— start of Dataset records —
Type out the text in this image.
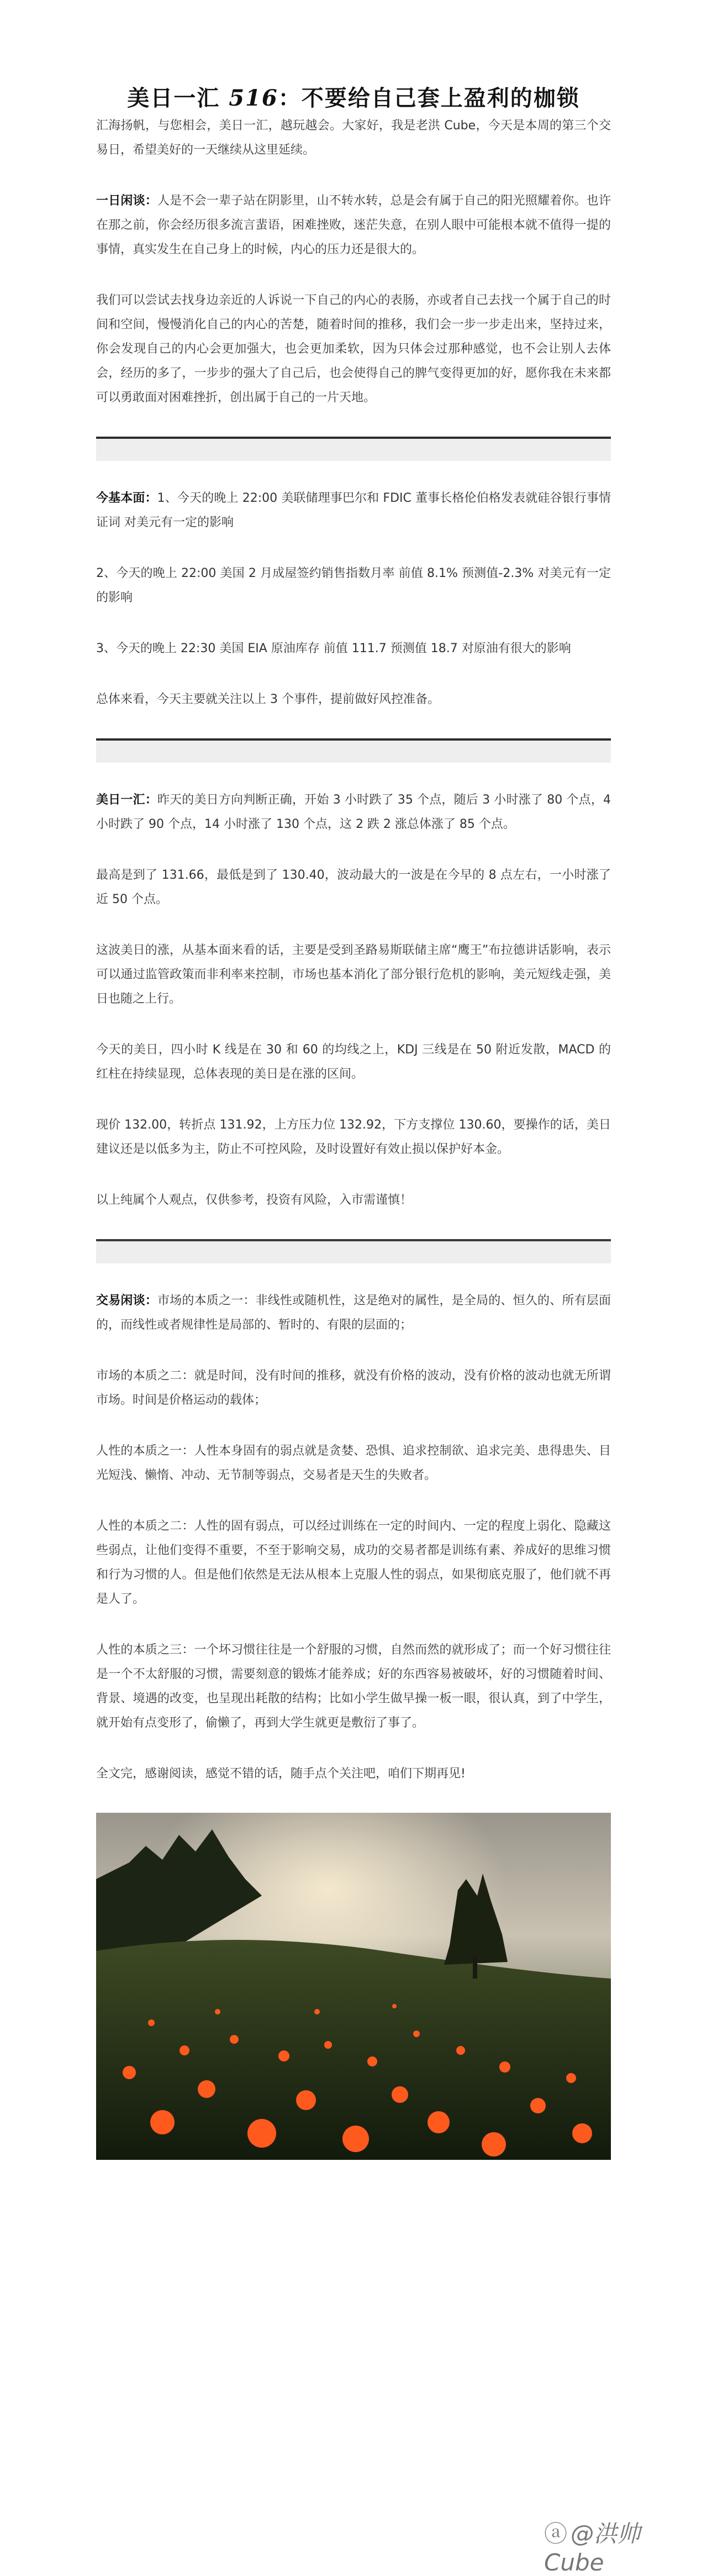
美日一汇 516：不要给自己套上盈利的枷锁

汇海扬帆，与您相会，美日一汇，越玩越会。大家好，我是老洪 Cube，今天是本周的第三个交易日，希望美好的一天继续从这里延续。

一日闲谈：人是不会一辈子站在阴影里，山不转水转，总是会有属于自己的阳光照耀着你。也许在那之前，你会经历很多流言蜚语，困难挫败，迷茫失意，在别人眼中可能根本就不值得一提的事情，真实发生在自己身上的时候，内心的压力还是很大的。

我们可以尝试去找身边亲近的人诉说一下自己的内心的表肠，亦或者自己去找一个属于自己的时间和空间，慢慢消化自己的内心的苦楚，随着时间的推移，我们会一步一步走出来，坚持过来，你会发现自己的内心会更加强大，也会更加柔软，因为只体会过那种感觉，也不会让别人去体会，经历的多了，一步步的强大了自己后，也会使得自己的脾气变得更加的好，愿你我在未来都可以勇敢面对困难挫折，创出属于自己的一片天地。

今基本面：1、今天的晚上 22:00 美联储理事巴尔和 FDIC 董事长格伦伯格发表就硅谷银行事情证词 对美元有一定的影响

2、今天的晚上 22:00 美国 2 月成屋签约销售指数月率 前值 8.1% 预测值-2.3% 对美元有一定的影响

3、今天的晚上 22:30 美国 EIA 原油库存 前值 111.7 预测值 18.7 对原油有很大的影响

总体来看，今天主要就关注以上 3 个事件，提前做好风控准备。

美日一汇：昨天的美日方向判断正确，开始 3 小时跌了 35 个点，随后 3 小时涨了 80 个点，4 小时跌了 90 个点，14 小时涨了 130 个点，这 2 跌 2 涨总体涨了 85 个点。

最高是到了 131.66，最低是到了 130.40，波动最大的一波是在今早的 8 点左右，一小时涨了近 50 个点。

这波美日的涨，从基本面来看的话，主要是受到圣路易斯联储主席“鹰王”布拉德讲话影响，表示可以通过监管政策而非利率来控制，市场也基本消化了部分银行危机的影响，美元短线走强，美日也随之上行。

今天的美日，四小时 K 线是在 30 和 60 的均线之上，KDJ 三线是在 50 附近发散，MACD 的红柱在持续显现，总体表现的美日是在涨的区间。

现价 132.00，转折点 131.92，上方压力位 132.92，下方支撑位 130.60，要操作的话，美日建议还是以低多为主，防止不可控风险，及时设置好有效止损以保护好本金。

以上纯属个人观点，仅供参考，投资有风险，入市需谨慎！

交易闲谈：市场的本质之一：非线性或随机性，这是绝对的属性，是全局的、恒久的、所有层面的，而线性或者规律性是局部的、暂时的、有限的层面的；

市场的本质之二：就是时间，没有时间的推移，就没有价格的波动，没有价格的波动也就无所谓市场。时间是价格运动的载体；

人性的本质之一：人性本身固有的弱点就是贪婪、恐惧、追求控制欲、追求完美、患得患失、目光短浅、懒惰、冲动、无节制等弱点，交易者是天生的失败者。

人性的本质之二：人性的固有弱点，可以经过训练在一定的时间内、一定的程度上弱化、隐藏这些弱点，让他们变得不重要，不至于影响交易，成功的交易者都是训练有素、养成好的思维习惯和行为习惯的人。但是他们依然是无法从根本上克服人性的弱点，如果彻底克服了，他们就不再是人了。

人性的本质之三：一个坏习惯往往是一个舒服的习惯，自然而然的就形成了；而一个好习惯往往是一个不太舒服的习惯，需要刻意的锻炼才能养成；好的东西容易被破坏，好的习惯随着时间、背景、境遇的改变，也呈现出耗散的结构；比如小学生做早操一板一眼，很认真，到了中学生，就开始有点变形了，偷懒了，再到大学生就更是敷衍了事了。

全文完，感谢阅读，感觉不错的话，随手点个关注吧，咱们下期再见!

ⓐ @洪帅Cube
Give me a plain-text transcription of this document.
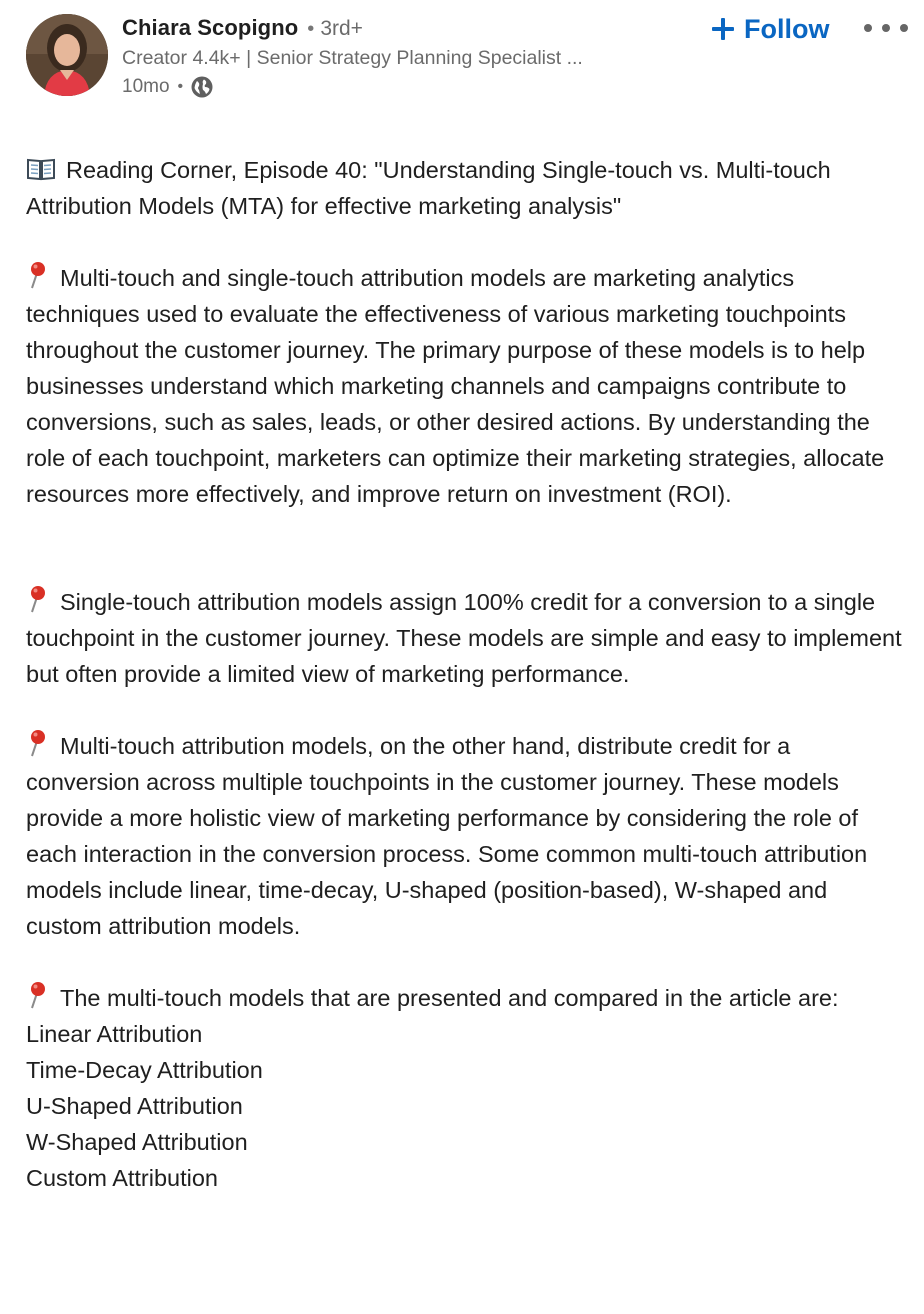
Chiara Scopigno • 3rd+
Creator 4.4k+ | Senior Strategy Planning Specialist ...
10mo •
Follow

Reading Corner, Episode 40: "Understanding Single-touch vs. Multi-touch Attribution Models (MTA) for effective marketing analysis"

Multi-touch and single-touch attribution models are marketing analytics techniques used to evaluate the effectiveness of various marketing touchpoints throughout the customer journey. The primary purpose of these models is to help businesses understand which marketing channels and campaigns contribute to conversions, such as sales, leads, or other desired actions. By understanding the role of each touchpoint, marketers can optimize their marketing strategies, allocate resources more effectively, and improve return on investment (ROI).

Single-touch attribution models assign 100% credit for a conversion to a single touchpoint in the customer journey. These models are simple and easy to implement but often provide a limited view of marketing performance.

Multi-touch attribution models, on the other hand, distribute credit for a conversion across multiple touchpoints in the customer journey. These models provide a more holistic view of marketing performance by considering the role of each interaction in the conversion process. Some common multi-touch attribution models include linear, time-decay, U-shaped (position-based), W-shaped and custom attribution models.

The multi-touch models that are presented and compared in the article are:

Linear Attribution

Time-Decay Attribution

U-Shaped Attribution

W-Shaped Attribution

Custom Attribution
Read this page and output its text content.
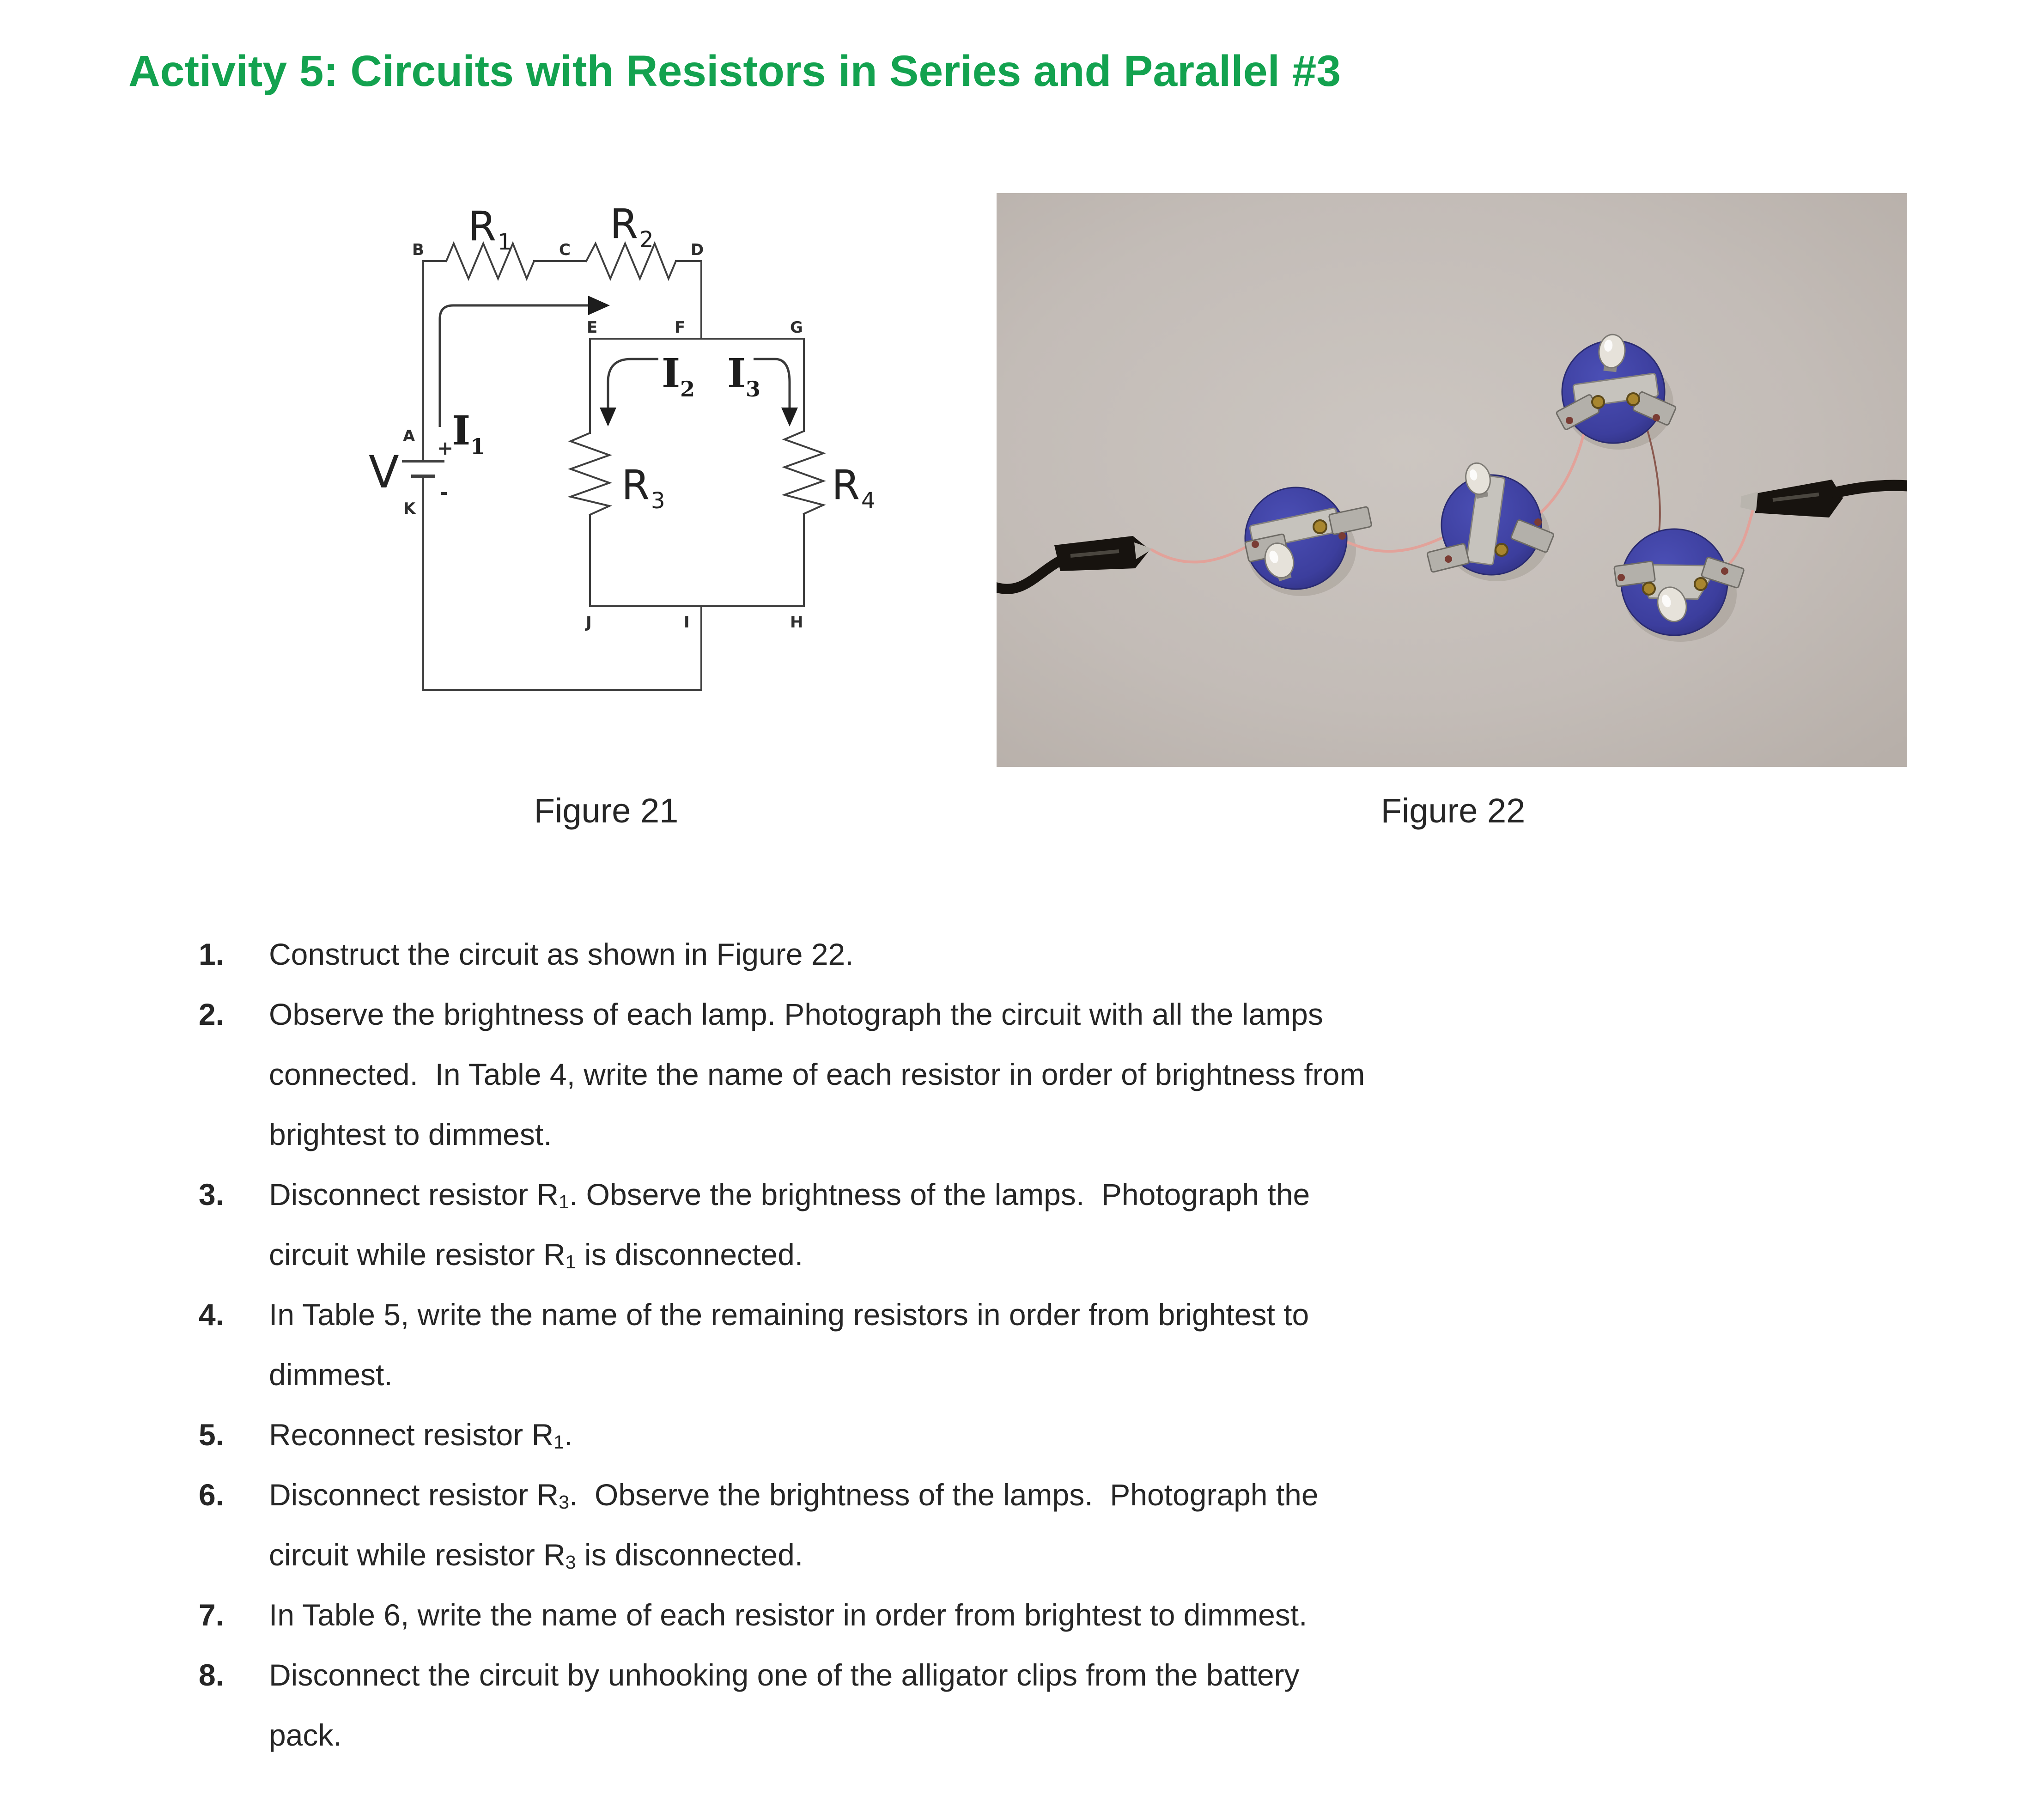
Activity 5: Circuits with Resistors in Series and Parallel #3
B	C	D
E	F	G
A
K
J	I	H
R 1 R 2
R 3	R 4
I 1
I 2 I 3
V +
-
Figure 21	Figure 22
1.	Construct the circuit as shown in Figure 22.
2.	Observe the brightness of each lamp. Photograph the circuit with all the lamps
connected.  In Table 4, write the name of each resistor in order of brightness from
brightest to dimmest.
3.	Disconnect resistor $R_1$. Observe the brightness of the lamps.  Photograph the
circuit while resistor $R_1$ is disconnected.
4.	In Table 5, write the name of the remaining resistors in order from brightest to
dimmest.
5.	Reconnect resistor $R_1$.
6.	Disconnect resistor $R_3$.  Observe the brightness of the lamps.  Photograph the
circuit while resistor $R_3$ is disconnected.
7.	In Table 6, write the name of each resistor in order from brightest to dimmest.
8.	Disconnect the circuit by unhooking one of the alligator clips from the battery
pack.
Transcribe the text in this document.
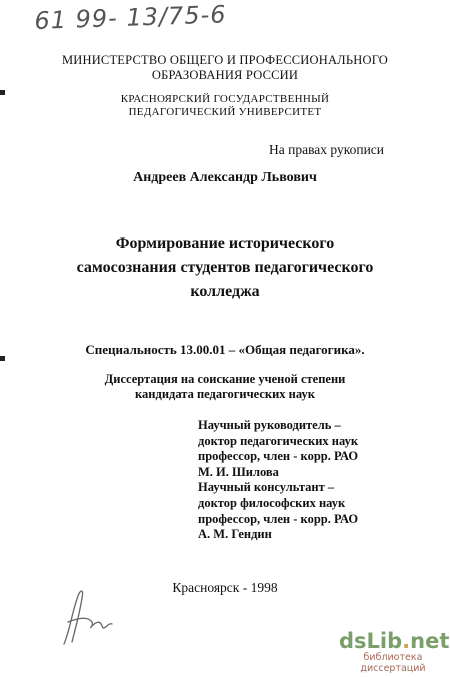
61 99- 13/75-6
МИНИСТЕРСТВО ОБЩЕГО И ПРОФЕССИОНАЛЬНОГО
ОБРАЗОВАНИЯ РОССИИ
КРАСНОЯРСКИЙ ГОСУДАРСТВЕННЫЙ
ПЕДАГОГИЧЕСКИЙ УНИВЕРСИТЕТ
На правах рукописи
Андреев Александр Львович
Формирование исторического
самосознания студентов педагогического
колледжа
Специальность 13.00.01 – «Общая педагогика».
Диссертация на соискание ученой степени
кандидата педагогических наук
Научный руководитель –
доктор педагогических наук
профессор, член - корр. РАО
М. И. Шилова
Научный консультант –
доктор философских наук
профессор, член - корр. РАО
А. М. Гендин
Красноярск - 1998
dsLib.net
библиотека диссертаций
— end of Dataset records —
§ What is required:
In the entries above, find every line holding the word "Photograph" and copy it out.

§ Response:
2.	Observe the brightness of each lamp. Photograph the circuit with all the lamps
3.	Disconnect resistor $R_1$. Observe the brightness of the lamps.  Photograph the
6.	Disconnect resistor $R_3$.  Observe the brightness of the lamps.  Photograph the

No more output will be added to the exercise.